## Supplied data
◆ ◆ ◆ ◆ ◆ ◆ ◆

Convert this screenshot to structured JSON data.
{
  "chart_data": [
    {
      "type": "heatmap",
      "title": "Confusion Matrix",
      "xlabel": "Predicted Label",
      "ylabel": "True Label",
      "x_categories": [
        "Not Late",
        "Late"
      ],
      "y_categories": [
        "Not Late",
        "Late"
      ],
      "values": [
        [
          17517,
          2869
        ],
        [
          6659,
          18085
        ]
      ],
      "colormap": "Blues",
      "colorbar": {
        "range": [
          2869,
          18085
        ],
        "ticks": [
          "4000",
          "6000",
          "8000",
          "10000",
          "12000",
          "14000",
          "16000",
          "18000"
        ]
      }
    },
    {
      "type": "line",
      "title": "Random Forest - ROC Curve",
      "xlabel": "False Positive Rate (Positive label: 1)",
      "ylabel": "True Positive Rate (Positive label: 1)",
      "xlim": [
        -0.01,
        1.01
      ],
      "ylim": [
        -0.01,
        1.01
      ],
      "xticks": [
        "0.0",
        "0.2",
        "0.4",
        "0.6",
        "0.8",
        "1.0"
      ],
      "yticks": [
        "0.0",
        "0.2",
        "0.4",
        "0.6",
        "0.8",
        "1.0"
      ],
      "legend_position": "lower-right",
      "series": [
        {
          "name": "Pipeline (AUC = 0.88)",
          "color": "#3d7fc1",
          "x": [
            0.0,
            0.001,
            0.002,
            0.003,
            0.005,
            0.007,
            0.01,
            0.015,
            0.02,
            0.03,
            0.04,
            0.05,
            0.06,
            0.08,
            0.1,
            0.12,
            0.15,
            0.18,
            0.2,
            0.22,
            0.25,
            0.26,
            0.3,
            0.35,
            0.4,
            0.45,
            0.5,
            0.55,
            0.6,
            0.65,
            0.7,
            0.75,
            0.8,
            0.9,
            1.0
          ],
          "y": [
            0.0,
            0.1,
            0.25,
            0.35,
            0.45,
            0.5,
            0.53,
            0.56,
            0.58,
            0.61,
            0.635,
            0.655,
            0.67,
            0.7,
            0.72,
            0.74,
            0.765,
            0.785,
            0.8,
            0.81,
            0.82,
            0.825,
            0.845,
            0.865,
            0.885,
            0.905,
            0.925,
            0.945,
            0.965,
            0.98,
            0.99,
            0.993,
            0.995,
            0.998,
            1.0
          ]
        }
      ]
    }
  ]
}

◆ ◆ ◆ ◆ ◆ ◆ ◆

## Required work
Return all lines of the material above in which the word "Rate" occurs.

## Output of the exercise
      "xlabel": "False Positive Rate (Positive label: 1)",
      "ylabel": "True Positive Rate (Positive label: 1)",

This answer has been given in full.